** Extract follows **
26 Comments
  1. I do have a big “what if” out there in my life. And while I salute the author for offering a variety of powerful ways to deal with “what ifs” with bipolar, I am still coming to terms with this one.

    My “what if” is from taking lithium. I have bipolar 1. However for about 25 years I was diagnosed as clinically depressed, with my mania (mostly in my 50s and early 60s) mistakenly thought to be depression and overlooked (my father had been clinically depressed and it is quite possible the psychiatrists thought I was similar). Then three years ago I was correctly diagnosed as bipolar 1 and started taking only lithium. This simple pill has completely turned my life around — stabilized things, anchored me, allowed me to focus and be at peace with myself. I lack words to credit lithium fully.

    So my “what if” goes, “what if I had been correctly diagnosed and taken lithium for those 25 years, what then?”
** End of Extract **
** Data to examine follows **
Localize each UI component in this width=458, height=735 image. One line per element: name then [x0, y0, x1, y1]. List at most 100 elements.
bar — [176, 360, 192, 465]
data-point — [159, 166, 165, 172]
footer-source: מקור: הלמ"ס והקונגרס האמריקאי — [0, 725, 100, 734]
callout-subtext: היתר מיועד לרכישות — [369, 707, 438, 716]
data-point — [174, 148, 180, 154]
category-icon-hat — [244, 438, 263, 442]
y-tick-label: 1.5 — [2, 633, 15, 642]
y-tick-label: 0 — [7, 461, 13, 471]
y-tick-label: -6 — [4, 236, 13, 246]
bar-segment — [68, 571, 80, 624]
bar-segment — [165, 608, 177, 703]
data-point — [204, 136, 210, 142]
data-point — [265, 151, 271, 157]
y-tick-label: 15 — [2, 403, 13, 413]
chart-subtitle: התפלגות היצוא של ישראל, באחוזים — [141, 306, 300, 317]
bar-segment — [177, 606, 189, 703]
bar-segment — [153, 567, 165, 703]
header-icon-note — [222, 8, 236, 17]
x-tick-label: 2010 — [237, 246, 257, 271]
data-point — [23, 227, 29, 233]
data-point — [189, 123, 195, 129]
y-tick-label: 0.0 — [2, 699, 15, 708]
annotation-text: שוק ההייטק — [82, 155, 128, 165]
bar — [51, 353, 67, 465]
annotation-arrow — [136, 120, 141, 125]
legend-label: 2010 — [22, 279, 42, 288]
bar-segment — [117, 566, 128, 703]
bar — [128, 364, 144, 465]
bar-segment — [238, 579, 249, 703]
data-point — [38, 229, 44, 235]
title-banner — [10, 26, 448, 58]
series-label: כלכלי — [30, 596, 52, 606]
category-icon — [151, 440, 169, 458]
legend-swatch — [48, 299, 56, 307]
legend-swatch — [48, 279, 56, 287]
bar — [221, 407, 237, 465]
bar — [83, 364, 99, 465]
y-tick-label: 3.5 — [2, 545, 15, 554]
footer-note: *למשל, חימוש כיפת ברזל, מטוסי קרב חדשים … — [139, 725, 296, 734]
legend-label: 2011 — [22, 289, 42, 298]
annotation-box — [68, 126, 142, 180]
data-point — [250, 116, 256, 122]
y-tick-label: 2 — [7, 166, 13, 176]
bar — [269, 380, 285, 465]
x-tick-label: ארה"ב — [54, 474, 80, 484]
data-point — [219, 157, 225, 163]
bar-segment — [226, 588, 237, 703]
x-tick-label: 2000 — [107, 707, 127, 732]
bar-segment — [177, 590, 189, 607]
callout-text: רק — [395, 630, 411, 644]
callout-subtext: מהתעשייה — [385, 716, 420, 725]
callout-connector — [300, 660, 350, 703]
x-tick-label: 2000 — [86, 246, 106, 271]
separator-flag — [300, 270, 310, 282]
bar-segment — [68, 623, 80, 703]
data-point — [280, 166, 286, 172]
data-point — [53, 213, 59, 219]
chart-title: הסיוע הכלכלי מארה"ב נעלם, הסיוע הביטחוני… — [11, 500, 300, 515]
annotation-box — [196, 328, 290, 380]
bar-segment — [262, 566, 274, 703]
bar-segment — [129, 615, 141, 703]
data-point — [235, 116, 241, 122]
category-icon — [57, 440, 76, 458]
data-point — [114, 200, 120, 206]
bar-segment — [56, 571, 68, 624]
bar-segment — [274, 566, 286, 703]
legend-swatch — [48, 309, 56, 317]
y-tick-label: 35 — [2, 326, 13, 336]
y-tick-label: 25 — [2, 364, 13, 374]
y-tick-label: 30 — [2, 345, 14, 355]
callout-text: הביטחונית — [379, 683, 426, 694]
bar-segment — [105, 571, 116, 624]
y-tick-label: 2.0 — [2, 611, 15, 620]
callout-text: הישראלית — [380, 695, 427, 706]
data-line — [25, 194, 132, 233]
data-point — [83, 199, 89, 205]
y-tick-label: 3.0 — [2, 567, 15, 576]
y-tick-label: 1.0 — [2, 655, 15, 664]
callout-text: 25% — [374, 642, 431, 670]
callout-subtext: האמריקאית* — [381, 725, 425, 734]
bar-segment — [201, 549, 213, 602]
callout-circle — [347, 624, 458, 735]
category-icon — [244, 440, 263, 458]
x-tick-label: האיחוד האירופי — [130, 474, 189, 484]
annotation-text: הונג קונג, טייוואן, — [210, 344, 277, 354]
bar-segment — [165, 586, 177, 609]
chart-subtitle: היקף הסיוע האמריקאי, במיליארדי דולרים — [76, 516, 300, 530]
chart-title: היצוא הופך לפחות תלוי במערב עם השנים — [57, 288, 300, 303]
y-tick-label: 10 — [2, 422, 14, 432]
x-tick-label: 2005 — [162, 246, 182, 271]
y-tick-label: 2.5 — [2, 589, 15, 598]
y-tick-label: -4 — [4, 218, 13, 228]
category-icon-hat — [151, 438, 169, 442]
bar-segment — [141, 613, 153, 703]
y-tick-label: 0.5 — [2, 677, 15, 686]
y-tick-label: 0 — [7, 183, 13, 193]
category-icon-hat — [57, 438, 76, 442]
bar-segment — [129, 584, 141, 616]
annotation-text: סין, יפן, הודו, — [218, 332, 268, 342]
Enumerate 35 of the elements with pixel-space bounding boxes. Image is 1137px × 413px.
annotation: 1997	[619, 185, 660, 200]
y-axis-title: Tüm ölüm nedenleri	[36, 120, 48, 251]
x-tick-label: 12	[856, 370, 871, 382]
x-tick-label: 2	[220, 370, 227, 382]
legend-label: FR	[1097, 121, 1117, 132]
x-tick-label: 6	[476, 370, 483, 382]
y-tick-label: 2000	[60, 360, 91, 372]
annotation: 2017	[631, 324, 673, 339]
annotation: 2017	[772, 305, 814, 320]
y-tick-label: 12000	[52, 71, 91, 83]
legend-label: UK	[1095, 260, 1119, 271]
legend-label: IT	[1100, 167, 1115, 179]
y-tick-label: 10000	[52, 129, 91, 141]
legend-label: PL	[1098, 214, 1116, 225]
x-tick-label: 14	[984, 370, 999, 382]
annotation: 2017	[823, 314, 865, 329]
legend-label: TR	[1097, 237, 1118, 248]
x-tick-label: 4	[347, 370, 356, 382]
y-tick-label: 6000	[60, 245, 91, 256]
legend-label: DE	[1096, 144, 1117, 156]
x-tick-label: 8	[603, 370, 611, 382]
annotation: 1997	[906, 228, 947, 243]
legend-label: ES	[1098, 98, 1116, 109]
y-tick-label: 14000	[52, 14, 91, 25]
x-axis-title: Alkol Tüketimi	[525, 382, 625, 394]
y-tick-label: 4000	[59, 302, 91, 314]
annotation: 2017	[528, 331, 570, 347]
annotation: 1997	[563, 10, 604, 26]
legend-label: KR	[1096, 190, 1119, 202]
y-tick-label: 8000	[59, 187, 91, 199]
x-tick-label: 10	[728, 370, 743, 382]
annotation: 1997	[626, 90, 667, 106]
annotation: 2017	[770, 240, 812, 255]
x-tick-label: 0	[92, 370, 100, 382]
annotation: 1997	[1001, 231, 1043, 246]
** End of Data to examine **
Apply what you read:
1: Decide whether each statement agrees with the comment about lithium, answering yes or no and quoting the deciding words: (a) The writer was diagnosed as clinically depressed for about 25 years. (b) After the correct diagnosis, the writer took lithium together with other medications. (c) The correct diagnosis of bipolar 1 came ten years ago.
2: According to the comment about lithium, what condition did the writer's father have?
3: Reproduce the comment about lithium word for word, starting with "26 Comments" and going on through "with this one.".

Answers per task:
1:
(a) Yes: "for about 25 years I was diagnosed as clinically depressed"
(b) No: "started taking only lithium"
(c) No: "three years ago I was correctly diagnosed as bipolar 1"

2: The writer's father had been clinically depressed.

3:
26 Comments
  1. I do have a big “what if” out there in my life. And while I salute the author for offering a variety of powerful ways to deal with “what ifs” with bipolar, I am still coming to terms with this one.